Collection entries
################

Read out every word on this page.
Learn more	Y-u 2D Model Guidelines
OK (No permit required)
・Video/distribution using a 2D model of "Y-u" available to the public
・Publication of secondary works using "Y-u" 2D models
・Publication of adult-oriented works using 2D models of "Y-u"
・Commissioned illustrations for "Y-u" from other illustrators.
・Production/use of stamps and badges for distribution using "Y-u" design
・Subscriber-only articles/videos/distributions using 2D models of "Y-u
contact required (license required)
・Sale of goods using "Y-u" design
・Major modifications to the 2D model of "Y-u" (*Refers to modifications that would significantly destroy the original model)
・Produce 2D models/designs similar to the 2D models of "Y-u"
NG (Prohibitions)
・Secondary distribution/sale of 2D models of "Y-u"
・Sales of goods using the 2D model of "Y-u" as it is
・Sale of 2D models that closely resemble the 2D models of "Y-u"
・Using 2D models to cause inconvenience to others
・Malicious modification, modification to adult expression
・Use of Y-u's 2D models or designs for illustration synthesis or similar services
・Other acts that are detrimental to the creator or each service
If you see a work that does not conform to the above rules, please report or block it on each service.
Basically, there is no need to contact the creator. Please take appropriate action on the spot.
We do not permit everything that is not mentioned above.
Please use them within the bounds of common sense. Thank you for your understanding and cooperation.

################

THE TASK :: Scan the lines for the string "above". Copy out each line that matches.

FINISHED EXERCISE ::
If you see a work that does not conform to the above rules, please report or block it on each service.
We do not permit everything that is not mentioned above.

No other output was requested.